What you will do: Write out each entry below exactly; the images do not belong in your copy.

Recorded data:

>>>

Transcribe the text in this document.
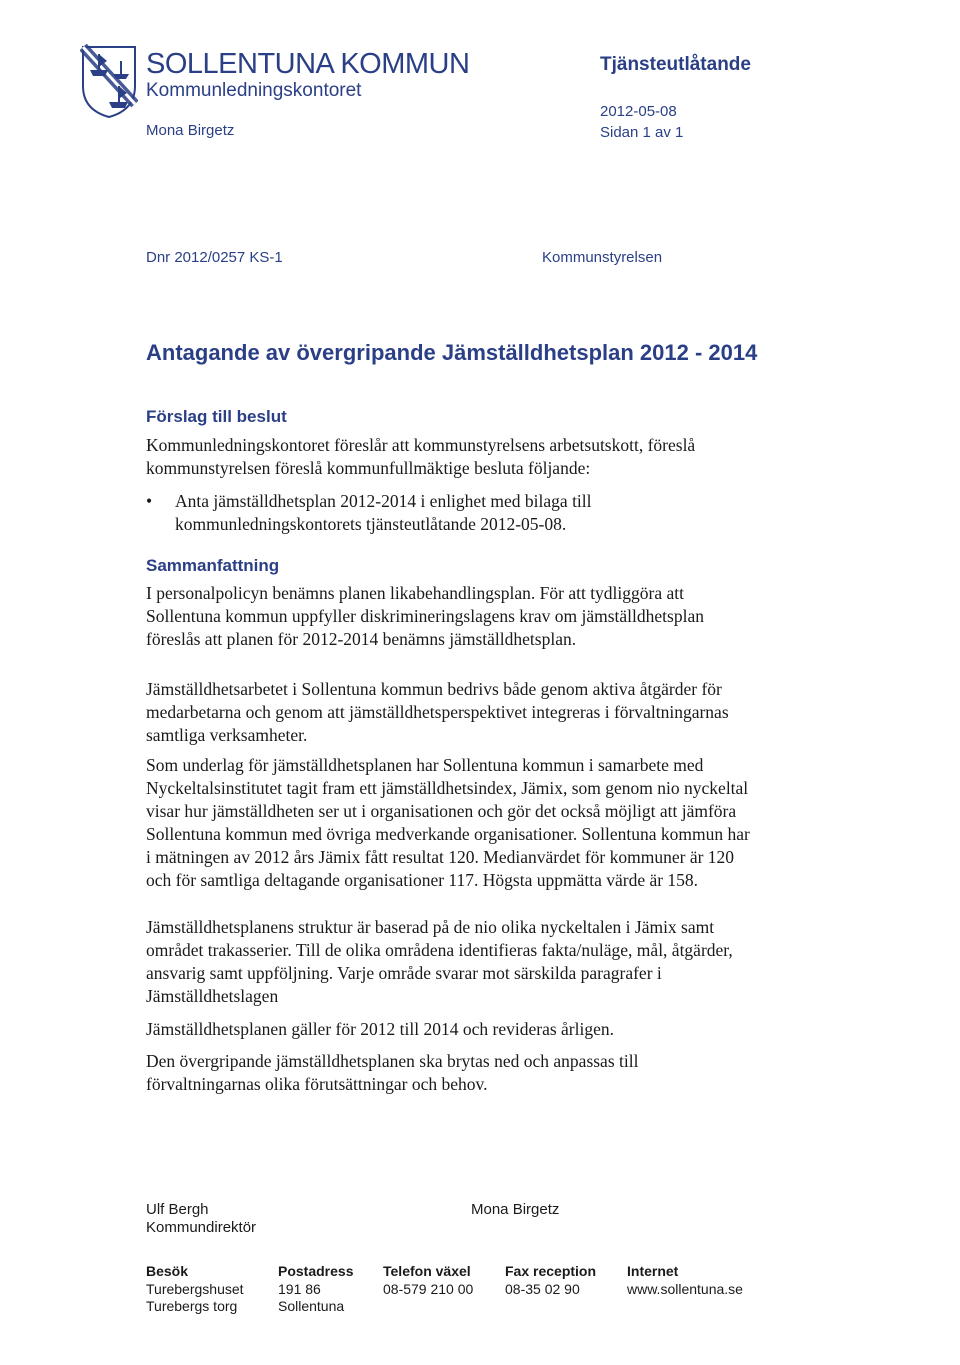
SOLLENTUNA KOMMUN
Kommunledningskontoret
Mona Birgetz
Tjänsteutlåtande
2012-05-08
Sidan 1 av 1
Dnr 2012/0257 KS-1	Kommunstyrelsen
Antagande av övergripande Jämställdhetsplan 2012 - 2014
Förslag till beslut

Kommunledningskontoret föreslår att kommunstyrelsens arbetsutskott, föreslå kommunstyrelsen föreslå kommunfullmäktige besluta följande:

• Anta jämställdhetsplan 2012-2014 i enlighet med bilaga till kommunledningskontorets tjänsteutlåtande 2012-05-08.
Sammanfattning

I personalpolicyn benämns planen likabehandlingsplan. För att tydliggöra att Sollentuna kommun uppfyller diskrimineringslagens krav om jämställdhetsplan föreslås att planen för 2012-2014 benämns jämställdhetsplan.

Jämställdhetsarbetet i Sollentuna kommun bedrivs både genom aktiva åtgärder för medarbetarna och genom att jämställdhetsperspektivet integreras i förvaltningarnas samtliga verksamheter.

Som underlag för jämställdhetsplanen har Sollentuna kommun i samarbete med Nyckeltalsinstitutet tagit fram ett jämställdhetsindex, Jämix, som genom nio nyckeltal visar hur jämställdheten ser ut i organisationen och gör det också möjligt att jämföra Sollentuna kommun med övriga medverkande organisationer. Sollentuna kommun har i mätningen av 2012 års Jämix fått resultat 120. Medianvärdet för kommuner är 120 och för samtliga deltagande organisationer 117. Högsta uppmätta värde är 158.

Jämställdhetsplanens struktur är baserad på de nio olika nyckeltalen i Jämix samt området trakasserier. Till de olika områdena identifieras fakta/nuläge, mål, åtgärder, ansvarig samt uppföljning. Varje område svarar mot särskilda paragrafer i Jämställdhetslagen

Jämställdhetsplanen gäller för 2012 till 2014 och revideras årligen.

Den övergripande jämställdhetsplanen ska brytas ned och anpassas till förvaltningarnas olika förutsättningar och behov.

Ulf Bergh
Kommundirektör
Mona Birgetz
Besök
Turebergshuset
Turebergs torg
Postadress
191 86
Sollentuna
Telefon växel
08-579 210 00
Fax reception
08-35 02 90
Internet
www.sollentuna.se
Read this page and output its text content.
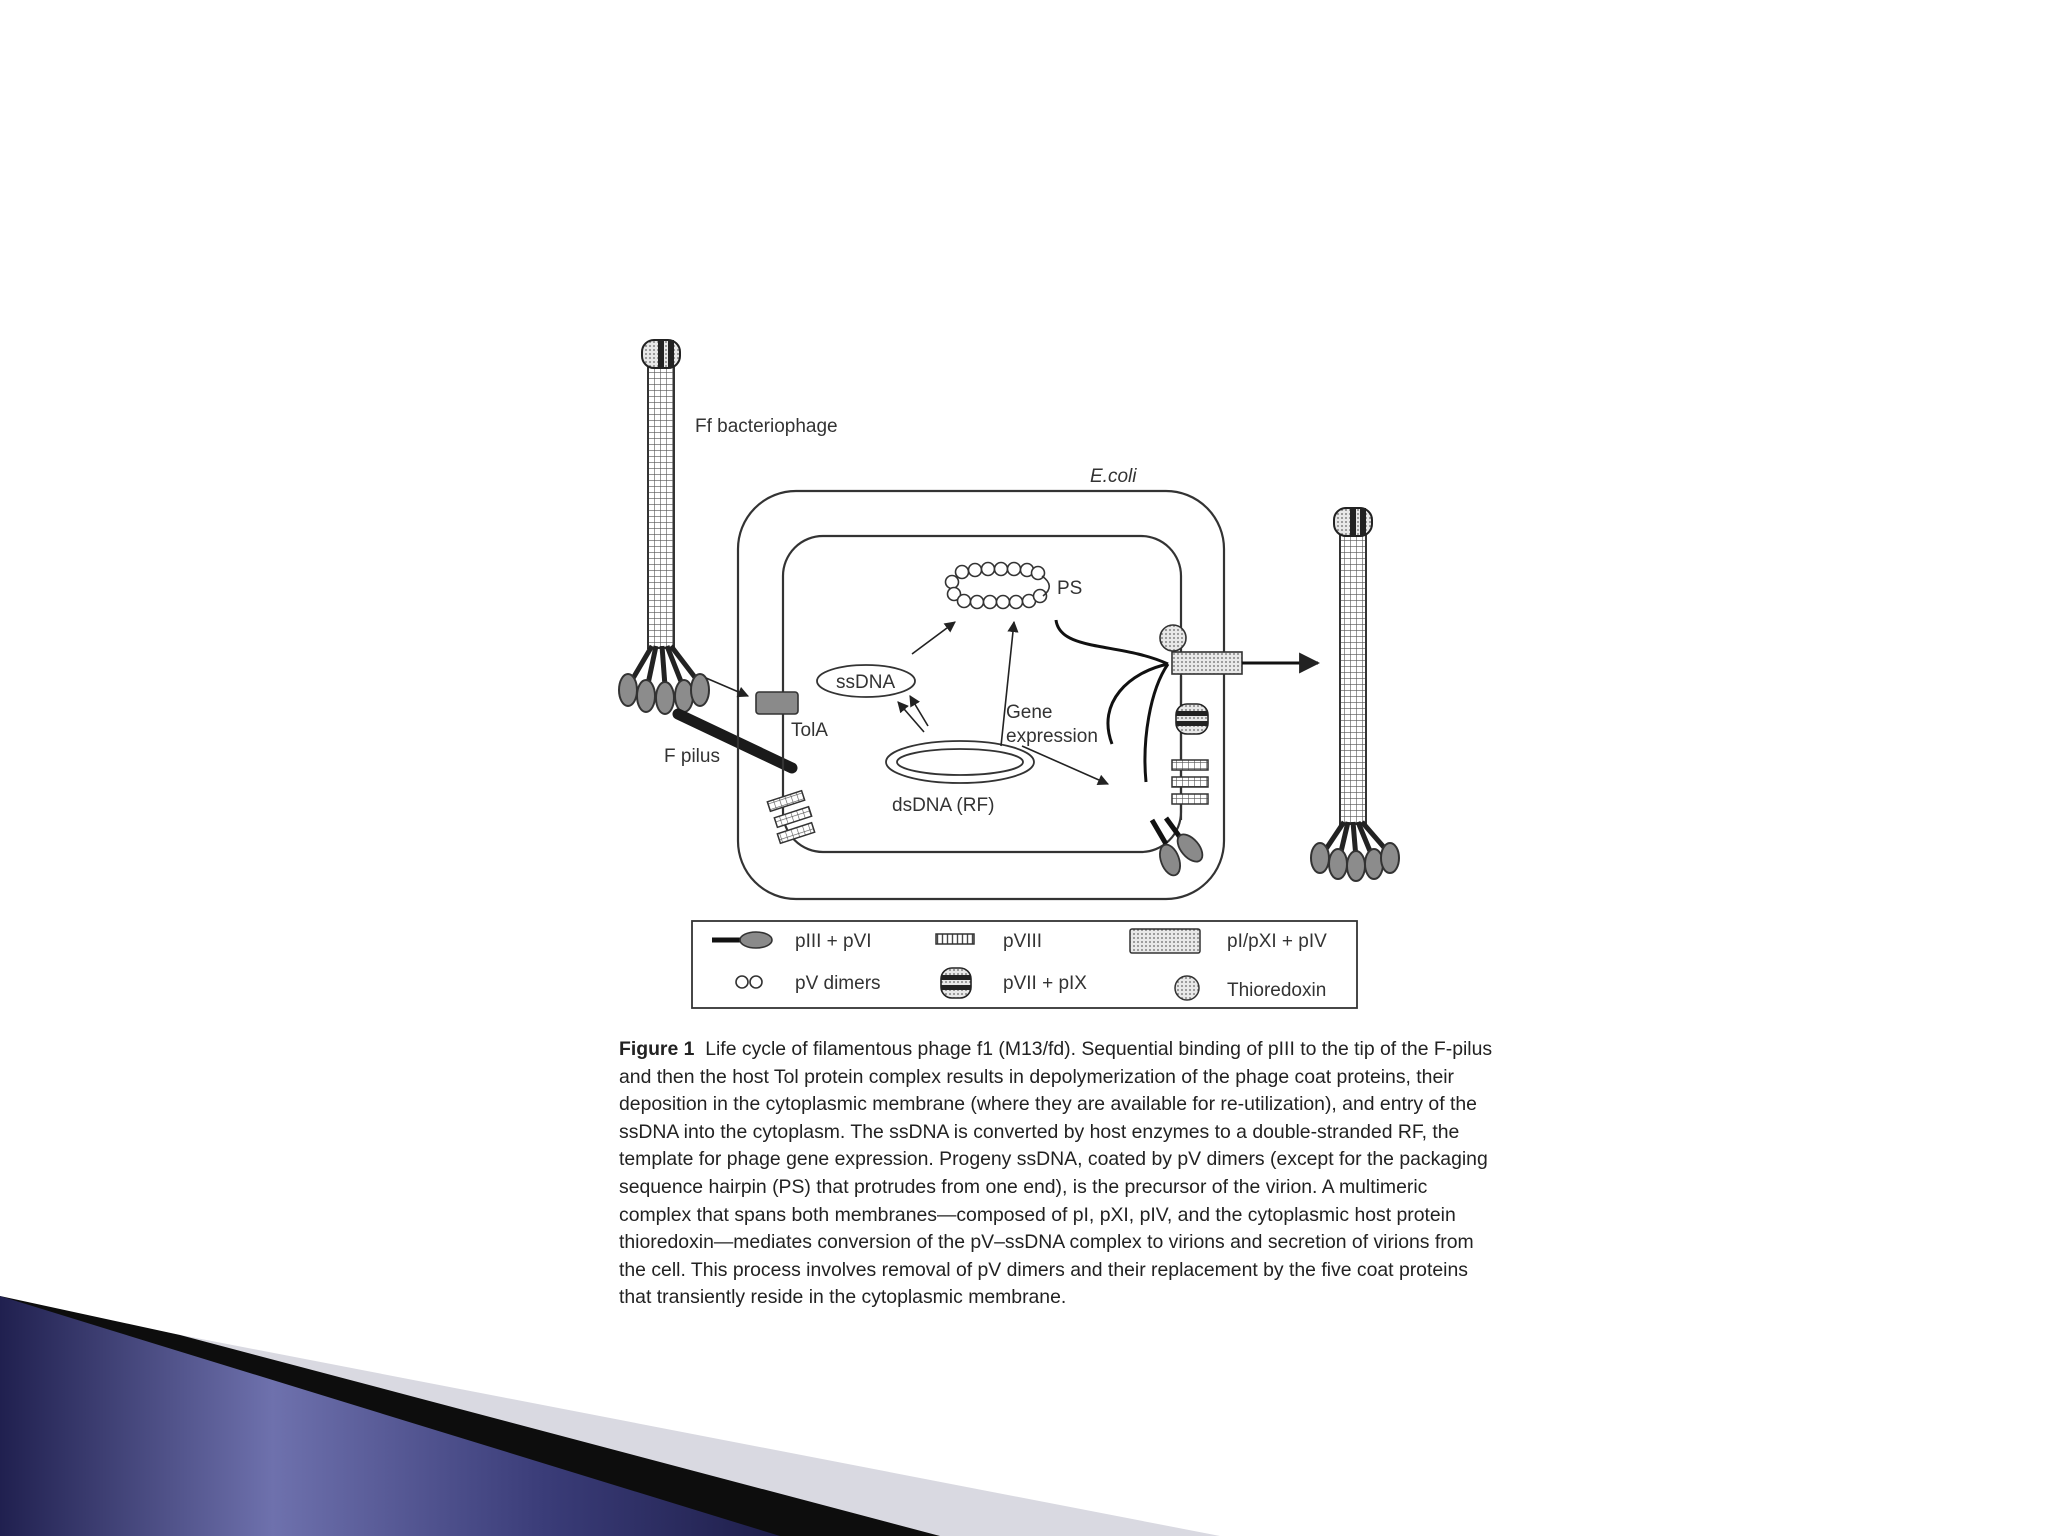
Ff bacteriophage
F pilus
E.coli
TolA
ssDNA
dsDNA (RF)
PS
Gene
expression
pIII + pVI	pVIII	pI/pXI + pIV
pV dimers	pVII + pIX	Thioredoxin
Figure 1 Life cycle of filamentous phage f1 (M13/fd). Sequential binding of pIII to the tip of the F-pilus and then the host Tol protein complex results in depolymerization of the phage coat proteins, their deposition in the cytoplasmic membrane (where they are available for re-utilization), and entry of the ssDNA into the cytoplasm. The ssDNA is converted by host enzymes to a double-stranded RF, the template for phage gene expression. Progeny ssDNA, coated by pV dimers (except for the packaging sequence hairpin (PS) that protrudes from one end), is the precursor of the virion. A multimeric complex that spans both membranes—composed of pI, pXI, pIV, and the cytoplasmic host protein thioredoxin—mediates conversion of the pV–ssDNA complex to virions and secretion of virions from the cell. This process involves removal of pV dimers and their replacement by the five coat proteins that transiently reside in the cytoplasmic membrane.
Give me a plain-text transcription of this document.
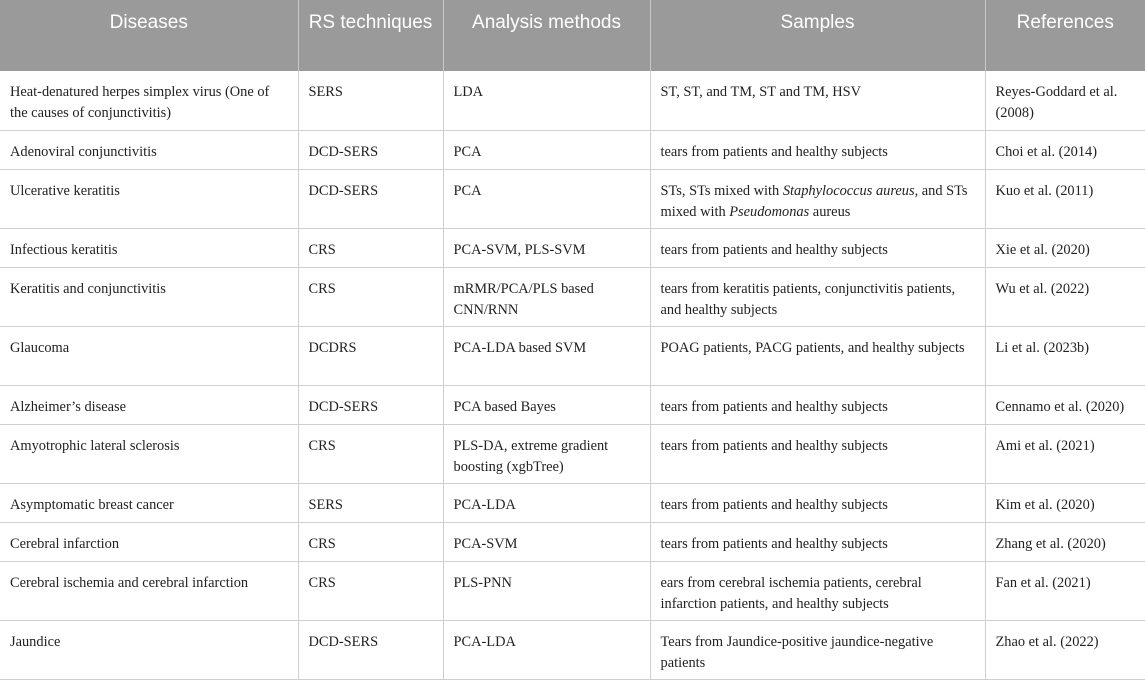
Diseases	RS techniques	Analysis methods	Samples	References
Heat-denatured herpes simplex virus (One of the causes of conjunctivitis)	SERS	LDA	ST, ST, and TM, ST and TM, HSV	Reyes-Goddard et al. (2008)
Adenoviral conjunctivitis	DCD-SERS	PCA	tears from patients and healthy subjects	Choi et al. (2014)
Ulcerative keratitis	DCD-SERS	PCA	STs, STs mixed with Staphylococcus aureus, and STs mixed with Pseudomonas aureus	Kuo et al. (2011)
Infectious keratitis	CRS	PCA-SVM, PLS-SVM	tears from patients and healthy subjects	Xie et al. (2020)
Keratitis and conjunctivitis	CRS	mRMR/PCA/PLS based CNN/RNN	tears from keratitis patients, conjunctivitis patients, and healthy subjects	Wu et al. (2022)
Glaucoma	DCDRS	PCA-LDA based SVM	POAG patients, PACG patients, and healthy subjects	Li et al. (2023b)
Alzheimer’s disease	DCD-SERS	PCA based Bayes	tears from patients and healthy subjects	Cennamo et al. (2020)
Amyotrophic lateral sclerosis	CRS	PLS-DA, extreme gradient boosting (xgbTree)	tears from patients and healthy subjects	Ami et al. (2021)
Asymptomatic breast cancer	SERS	PCA-LDA	tears from patients and healthy subjects	Kim et al. (2020)
Cerebral infarction	CRS	PCA-SVM	tears from patients and healthy subjects	Zhang et al. (2020)
Cerebral ischemia and cerebral infarction	CRS	PLS-PNN	ears from cerebral ischemia patients, cerebral infarction patients, and healthy subjects	Fan et al. (2021)
Jaundice	DCD-SERS	PCA-LDA	Tears from Jaundice-positive jaundice-negative patients	Zhao et al. (2022)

<<<

Exercise output:
Transcribe the text in this document.
SOLLENTUNA KOMMUN
Kommunledningskontoret
Mona Birgetz
Tjänsteutlåtande
2012-05-08
Sidan 1 av 1
Dnr 2012/0257 KS-1	Kommunstyrelsen
Antagande av övergripande Jämställdhetsplan 2012 - 2014
Förslag till beslut

Kommunledningskontoret föreslår att kommunstyrelsens arbetsutskott, föreslå kommunstyrelsen föreslå kommunfullmäktige besluta följande:

• Anta jämställdhetsplan 2012-2014 i enlighet med bilaga till kommunledningskontorets tjänsteutlåtande 2012-05-08.
Sammanfattning

I personalpolicyn benämns planen likabehandlingsplan. För att tydliggöra att Sollentuna kommun uppfyller diskrimineringslagens krav om jämställdhetsplan föreslås att planen för 2012-2014 benämns jämställdhetsplan.

Jämställdhetsarbetet i Sollentuna kommun bedrivs både genom aktiva åtgärder för medarbetarna och genom att jämställdhetsperspektivet integreras i förvaltningarnas samtliga verksamheter.

Som underlag för jämställdhetsplanen har Sollentuna kommun i samarbete med Nyckeltalsinstitutet tagit fram ett jämställdhetsindex, Jämix, som genom nio nyckeltal visar hur jämställdheten ser ut i organisationen och gör det också möjligt att jämföra Sollentuna kommun med övriga medverkande organisationer. Sollentuna kommun har i mätningen av 2012 års Jämix fått resultat 120. Medianvärdet för kommuner är 120 och för samtliga deltagande organisationer 117. Högsta uppmätta värde är 158.

Jämställdhetsplanens struktur är baserad på de nio olika nyckeltalen i Jämix samt området trakasserier. Till de olika områdena identifieras fakta/nuläge, mål, åtgärder, ansvarig samt uppföljning. Varje område svarar mot särskilda paragrafer i Jämställdhetslagen

Jämställdhetsplanen gäller för 2012 till 2014 och revideras årligen.

Den övergripande jämställdhetsplanen ska brytas ned och anpassas till förvaltningarnas olika förutsättningar och behov.

Ulf Bergh
Kommundirektör
Mona Birgetz
Besök
Turebergshuset
Turebergs torg
Postadress
191 86
Sollentuna
Telefon växel
08-579 210 00
Fax reception
08-35 02 90
Internet
www.sollentuna.se
Read this page and output its text content.
Ff bacteriophage
F pilus
E.coli
TolA
ssDNA
dsDNA (RF)
PS
Gene
expression
pIII + pVI	pVIII	pI/pXI + pIV
pV dimers	pVII + pIX	Thioredoxin
Figure 1 Life cycle of filamentous phage f1 (M13/fd). Sequential binding of pIII to the tip of the F-pilus and then the host Tol protein complex results in depolymerization of the phage coat proteins, their deposition in the cytoplasmic membrane (where they are available for re-utilization), and entry of the ssDNA into the cytoplasm. The ssDNA is converted by host enzymes to a double-stranded RF, the template for phage gene expression. Progeny ssDNA, coated by pV dimers (except for the packaging sequence hairpin (PS) that protrudes from one end), is the precursor of the virion. A multimeric complex that spans both membranes—composed of pI, pXI, pIV, and the cytoplasmic host protein thioredoxin—mediates conversion of the pV–ssDNA complex to virions and secretion of virions from the cell. This process involves removal of pV dimers and their replacement by the five coat proteins that transiently reside in the cytoplasmic membrane.
Give me a plain-text transcription of this document.
Diseases	RS techniques	Analysis methods	Samples	References
Heat-denatured herpes simplex virus (One of the causes of conjunctivitis)	SERS	LDA	ST, ST, and TM, ST and TM, HSV	Reyes-Goddard et al. (2008)
Adenoviral conjunctivitis	DCD-SERS	PCA	tears from patients and healthy subjects	Choi et al. (2014)
Ulcerative keratitis	DCD-SERS	PCA	STs, STs mixed with Staphylococcus aureus, and STs mixed with Pseudomonas aureus	Kuo et al. (2011)
Infectious keratitis	CRS	PCA-SVM, PLS-SVM	tears from patients and healthy subjects	Xie et al. (2020)
Keratitis and conjunctivitis	CRS	mRMR/PCA/PLS based CNN/RNN	tears from keratitis patients, conjunctivitis patients, and healthy subjects	Wu et al. (2022)
Glaucoma	DCDRS	PCA-LDA based SVM	POAG patients, PACG patients, and healthy subjects	Li et al. (2023b)
Alzheimer’s disease	DCD-SERS	PCA based Bayes	tears from patients and healthy subjects	Cennamo et al. (2020)
Amyotrophic lateral sclerosis	CRS	PLS-DA, extreme gradient boosting (xgbTree)	tears from patients and healthy subjects	Ami et al. (2021)
Asymptomatic breast cancer	SERS	PCA-LDA	tears from patients and healthy subjects	Kim et al. (2020)
Cerebral infarction	CRS	PCA-SVM	tears from patients and healthy subjects	Zhang et al. (2020)
Cerebral ischemia and cerebral infarction	CRS	PLS-PNN	ears from cerebral ischemia patients, cerebral infarction patients, and healthy subjects	Fan et al. (2021)
Jaundice	DCD-SERS	PCA-LDA	Tears from Jaundice-positive jaundice-negative patients	Zhao et al. (2022)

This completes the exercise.